▶ BRIEF: The complete listing should be restated exactly.

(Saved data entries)
-----
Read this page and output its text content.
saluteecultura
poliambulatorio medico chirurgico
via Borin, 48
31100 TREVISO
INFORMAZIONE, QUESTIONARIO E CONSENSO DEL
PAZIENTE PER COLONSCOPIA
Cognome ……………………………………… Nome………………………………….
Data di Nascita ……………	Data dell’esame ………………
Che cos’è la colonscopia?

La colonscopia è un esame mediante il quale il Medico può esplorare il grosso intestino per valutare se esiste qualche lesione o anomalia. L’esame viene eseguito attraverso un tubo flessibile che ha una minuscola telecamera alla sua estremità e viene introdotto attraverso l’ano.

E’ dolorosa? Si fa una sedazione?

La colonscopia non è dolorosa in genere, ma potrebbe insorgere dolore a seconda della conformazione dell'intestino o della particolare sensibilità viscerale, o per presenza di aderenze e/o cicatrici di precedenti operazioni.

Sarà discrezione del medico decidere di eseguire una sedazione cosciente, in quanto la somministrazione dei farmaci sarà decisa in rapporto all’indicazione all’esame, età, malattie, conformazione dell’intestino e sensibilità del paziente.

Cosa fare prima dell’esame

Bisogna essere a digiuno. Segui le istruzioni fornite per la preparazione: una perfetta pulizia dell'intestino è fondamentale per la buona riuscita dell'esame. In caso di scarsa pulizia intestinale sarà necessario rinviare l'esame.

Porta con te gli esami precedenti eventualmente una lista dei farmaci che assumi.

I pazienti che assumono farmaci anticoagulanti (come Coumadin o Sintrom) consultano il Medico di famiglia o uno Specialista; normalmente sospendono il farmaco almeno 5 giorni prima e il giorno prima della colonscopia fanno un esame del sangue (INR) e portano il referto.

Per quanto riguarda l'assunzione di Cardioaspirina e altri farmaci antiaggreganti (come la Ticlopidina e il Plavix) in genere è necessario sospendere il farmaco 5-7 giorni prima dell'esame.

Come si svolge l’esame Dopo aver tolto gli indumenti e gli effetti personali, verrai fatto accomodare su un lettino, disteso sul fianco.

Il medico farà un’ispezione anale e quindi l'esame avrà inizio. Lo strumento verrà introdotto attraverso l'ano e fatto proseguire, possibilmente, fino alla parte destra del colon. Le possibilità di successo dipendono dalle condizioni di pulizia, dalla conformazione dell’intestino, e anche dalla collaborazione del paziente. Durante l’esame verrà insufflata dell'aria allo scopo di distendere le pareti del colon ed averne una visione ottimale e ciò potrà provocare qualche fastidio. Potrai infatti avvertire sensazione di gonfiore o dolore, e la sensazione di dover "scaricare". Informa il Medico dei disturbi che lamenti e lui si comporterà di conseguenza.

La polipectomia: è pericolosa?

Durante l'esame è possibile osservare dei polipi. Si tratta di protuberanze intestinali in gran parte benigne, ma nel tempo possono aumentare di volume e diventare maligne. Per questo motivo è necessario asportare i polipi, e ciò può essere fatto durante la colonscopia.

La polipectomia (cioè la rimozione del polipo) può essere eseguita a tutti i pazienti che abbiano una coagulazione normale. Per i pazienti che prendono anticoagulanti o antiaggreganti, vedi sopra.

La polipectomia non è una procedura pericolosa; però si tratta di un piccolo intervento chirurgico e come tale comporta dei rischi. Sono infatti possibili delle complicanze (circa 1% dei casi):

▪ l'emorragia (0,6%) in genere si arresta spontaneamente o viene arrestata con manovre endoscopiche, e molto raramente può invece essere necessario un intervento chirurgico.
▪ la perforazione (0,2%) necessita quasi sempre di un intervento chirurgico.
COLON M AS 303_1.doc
-----
▶ SOLUTION:
Read this page and output its text content.
saluteecultura
poliambulatorio medico chirurgico
via Borin, 48
31100 TREVISO
INFORMAZIONE, QUESTIONARIO E CONSENSO DEL
PAZIENTE PER COLONSCOPIA
Cognome ……………………………………… Nome………………………………….
Data di Nascita ……………	Data dell’esame ………………
Che cos’è la colonscopia?

La colonscopia è un esame mediante il quale il Medico può esplorare il grosso intestino per valutare se esiste qualche lesione o anomalia. L’esame viene eseguito attraverso un tubo flessibile che ha una minuscola telecamera alla sua estremità e viene introdotto attraverso l’ano.

E’ dolorosa? Si fa una sedazione?

La colonscopia non è dolorosa in genere, ma potrebbe insorgere dolore a seconda della conformazione dell'intestino o della particolare sensibilità viscerale, o per presenza di aderenze e/o cicatrici di precedenti operazioni.

Sarà discrezione del medico decidere di eseguire una sedazione cosciente, in quanto la somministrazione dei farmaci sarà decisa in rapporto all’indicazione all’esame, età, malattie, conformazione dell’intestino e sensibilità del paziente.

Cosa fare prima dell’esame

Bisogna essere a digiuno. Segui le istruzioni fornite per la preparazione: una perfetta pulizia dell'intestino è fondamentale per la buona riuscita dell'esame. In caso di scarsa pulizia intestinale sarà necessario rinviare l'esame.

Porta con te gli esami precedenti eventualmente una lista dei farmaci che assumi.

I pazienti che assumono farmaci anticoagulanti (come Coumadin o Sintrom) consultano il Medico di famiglia o uno Specialista; normalmente sospendono il farmaco almeno 5 giorni prima e il giorno prima della colonscopia fanno un esame del sangue (INR) e portano il referto.

Per quanto riguarda l'assunzione di Cardioaspirina e altri farmaci antiaggreganti (come la Ticlopidina e il Plavix) in genere è necessario sospendere il farmaco 5-7 giorni prima dell'esame.

Come si svolge l’esame Dopo aver tolto gli indumenti e gli effetti personali, verrai fatto accomodare su un lettino, disteso sul fianco.

Il medico farà un’ispezione anale e quindi l'esame avrà inizio. Lo strumento verrà introdotto attraverso l'ano e fatto proseguire, possibilmente, fino alla parte destra del colon. Le possibilità di successo dipendono dalle condizioni di pulizia, dalla conformazione dell’intestino, e anche dalla collaborazione del paziente. Durante l’esame verrà insufflata dell'aria allo scopo di distendere le pareti del colon ed averne una visione ottimale e ciò potrà provocare qualche fastidio. Potrai infatti avvertire sensazione di gonfiore o dolore, e la sensazione di dover "scaricare". Informa il Medico dei disturbi che lamenti e lui si comporterà di conseguenza.

La polipectomia: è pericolosa?

Durante l'esame è possibile osservare dei polipi. Si tratta di protuberanze intestinali in gran parte benigne, ma nel tempo possono aumentare di volume e diventare maligne. Per questo motivo è necessario asportare i polipi, e ciò può essere fatto durante la colonscopia.

La polipectomia (cioè la rimozione del polipo) può essere eseguita a tutti i pazienti che abbiano una coagulazione normale. Per i pazienti che prendono anticoagulanti o antiaggreganti, vedi sopra.

La polipectomia non è una procedura pericolosa; però si tratta di un piccolo intervento chirurgico e come tale comporta dei rischi. Sono infatti possibili delle complicanze (circa 1% dei casi):

▪ l'emorragia (0,6%) in genere si arresta spontaneamente o viene arrestata con manovre endoscopiche, e molto raramente può invece essere necessario un intervento chirurgico.
▪ la perforazione (0,2%) necessita quasi sempre di un intervento chirurgico.
COLON M AS 303_1.doc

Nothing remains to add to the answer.